>> Start ENTRIES

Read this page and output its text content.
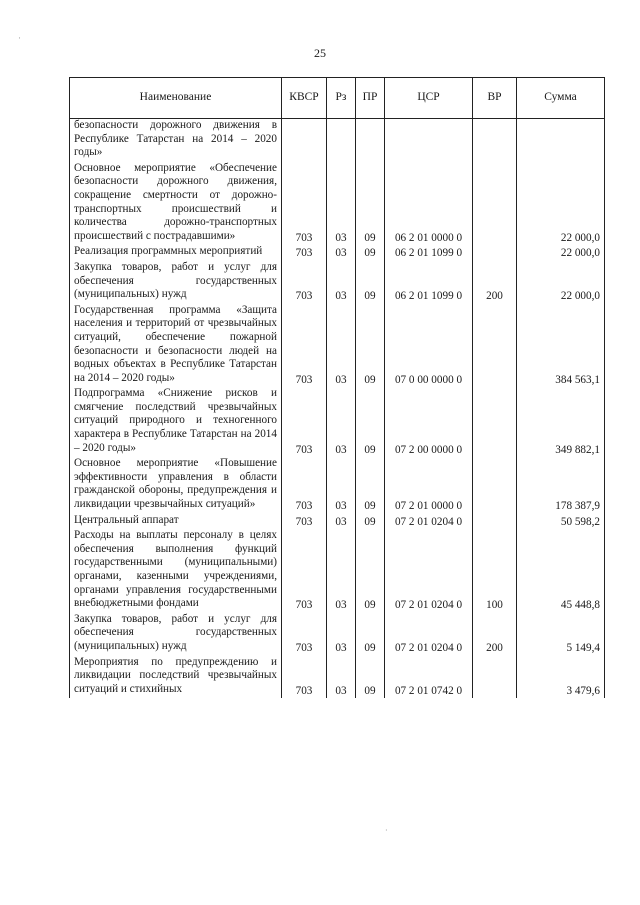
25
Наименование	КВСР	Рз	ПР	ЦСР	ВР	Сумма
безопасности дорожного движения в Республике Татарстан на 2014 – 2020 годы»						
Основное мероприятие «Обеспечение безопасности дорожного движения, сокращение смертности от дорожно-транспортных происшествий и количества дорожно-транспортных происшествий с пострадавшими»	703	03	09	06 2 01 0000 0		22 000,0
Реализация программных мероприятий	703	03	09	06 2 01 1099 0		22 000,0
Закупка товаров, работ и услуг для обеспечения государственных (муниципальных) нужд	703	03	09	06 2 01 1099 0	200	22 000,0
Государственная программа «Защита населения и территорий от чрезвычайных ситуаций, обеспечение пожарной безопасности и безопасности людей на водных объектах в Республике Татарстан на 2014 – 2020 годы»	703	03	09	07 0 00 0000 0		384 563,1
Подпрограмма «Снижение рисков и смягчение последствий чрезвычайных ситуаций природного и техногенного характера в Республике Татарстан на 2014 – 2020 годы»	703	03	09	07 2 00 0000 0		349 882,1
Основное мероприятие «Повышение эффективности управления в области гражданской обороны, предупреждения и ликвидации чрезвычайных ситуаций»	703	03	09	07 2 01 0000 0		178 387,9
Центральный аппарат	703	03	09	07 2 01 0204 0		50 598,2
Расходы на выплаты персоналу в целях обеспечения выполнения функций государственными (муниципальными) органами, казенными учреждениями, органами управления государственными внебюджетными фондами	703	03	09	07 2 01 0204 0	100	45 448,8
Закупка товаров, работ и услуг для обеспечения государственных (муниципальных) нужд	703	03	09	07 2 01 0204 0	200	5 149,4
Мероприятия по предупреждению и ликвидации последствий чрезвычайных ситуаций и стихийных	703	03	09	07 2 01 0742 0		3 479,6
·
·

>> End ENTRIES
>> Start ENTRIES

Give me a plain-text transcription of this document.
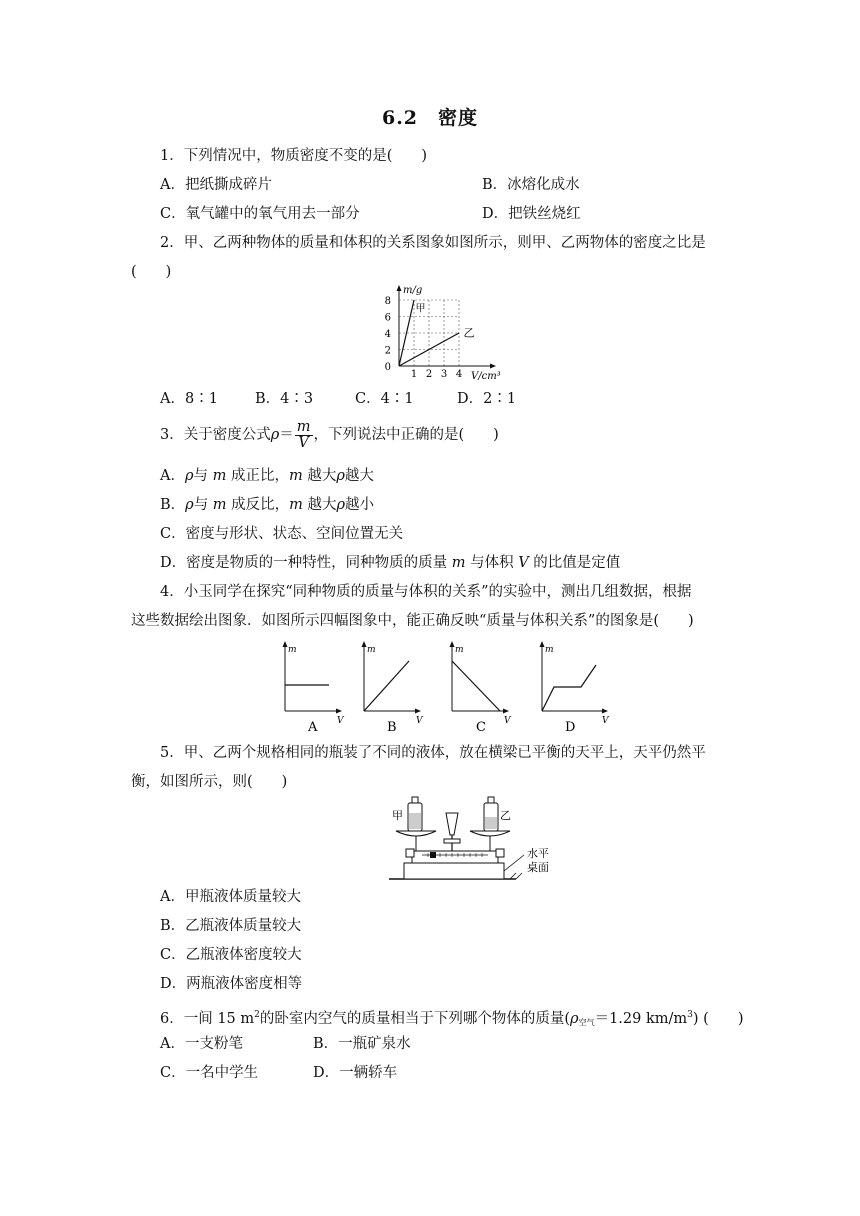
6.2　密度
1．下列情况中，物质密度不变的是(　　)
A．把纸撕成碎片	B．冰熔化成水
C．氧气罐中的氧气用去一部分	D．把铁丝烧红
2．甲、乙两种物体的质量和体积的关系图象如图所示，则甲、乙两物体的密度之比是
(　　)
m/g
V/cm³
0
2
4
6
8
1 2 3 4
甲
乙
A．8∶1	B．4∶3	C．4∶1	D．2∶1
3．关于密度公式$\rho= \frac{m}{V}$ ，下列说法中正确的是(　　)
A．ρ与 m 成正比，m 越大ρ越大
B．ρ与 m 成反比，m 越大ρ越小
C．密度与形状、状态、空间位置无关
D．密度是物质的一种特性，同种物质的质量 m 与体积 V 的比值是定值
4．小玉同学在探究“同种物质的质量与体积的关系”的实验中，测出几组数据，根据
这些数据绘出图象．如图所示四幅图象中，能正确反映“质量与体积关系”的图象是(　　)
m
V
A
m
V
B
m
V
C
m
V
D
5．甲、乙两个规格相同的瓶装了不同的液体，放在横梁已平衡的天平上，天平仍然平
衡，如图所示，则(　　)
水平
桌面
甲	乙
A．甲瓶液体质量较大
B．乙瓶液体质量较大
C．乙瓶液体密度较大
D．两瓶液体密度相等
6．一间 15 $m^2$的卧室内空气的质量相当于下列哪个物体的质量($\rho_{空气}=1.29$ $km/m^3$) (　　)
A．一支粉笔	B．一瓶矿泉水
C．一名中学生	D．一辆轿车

>> End ENTRIES
>> Start ENTRIES

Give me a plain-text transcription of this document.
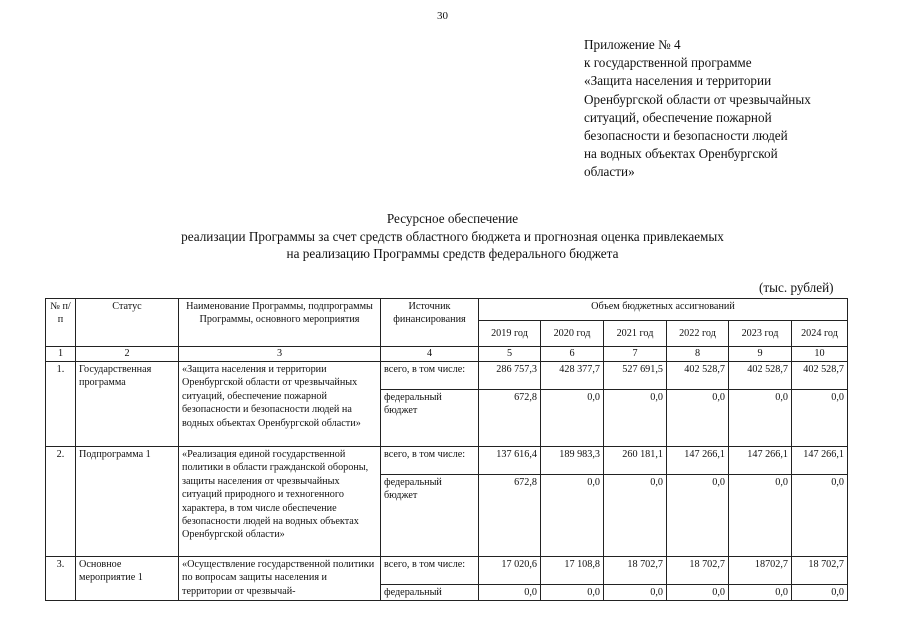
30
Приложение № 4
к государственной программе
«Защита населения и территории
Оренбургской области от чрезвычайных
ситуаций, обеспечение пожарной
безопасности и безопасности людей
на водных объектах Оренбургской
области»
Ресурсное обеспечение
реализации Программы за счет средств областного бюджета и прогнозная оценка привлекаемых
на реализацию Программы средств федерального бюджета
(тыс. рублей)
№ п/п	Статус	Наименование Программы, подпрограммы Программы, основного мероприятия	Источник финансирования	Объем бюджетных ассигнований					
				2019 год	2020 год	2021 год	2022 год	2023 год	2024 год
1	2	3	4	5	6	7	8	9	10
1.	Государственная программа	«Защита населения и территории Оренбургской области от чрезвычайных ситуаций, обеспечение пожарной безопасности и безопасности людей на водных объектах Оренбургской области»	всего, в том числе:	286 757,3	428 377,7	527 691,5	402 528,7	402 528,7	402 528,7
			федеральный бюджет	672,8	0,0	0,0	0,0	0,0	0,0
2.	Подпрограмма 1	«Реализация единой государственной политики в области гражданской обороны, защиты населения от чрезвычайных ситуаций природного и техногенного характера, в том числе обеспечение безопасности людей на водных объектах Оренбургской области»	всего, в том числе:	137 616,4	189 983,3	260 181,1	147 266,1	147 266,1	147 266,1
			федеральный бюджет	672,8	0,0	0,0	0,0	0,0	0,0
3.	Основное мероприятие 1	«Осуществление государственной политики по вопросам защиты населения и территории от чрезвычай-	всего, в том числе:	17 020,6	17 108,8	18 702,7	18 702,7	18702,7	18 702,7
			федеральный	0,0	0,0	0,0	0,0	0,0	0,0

>> End ENTRIES

**EXERCISE INSTRUCTIONS**
Copy each line of the entries that includes the word "защиты".

**RESULT OF THIS TASK**
2.	Подпрограмма 1	«Реализация единой государственной политики в области гражданской обороны, защиты населения от чрезвычайных ситуаций природного и техногенного характера, в том числе обеспечение безопасности людей на водных объектах Оренбургской области»	всего, в том числе:	137 616,4	189 983,3	260 181,1	147 266,1	147 266,1	147 266,1
3.	Основное мероприятие 1	«Осуществление государственной политики по вопросам защиты населения и территории от чрезвычай-	всего, в том числе:	17 020,6	17 108,8	18 702,7	18 702,7	18702,7	18 702,7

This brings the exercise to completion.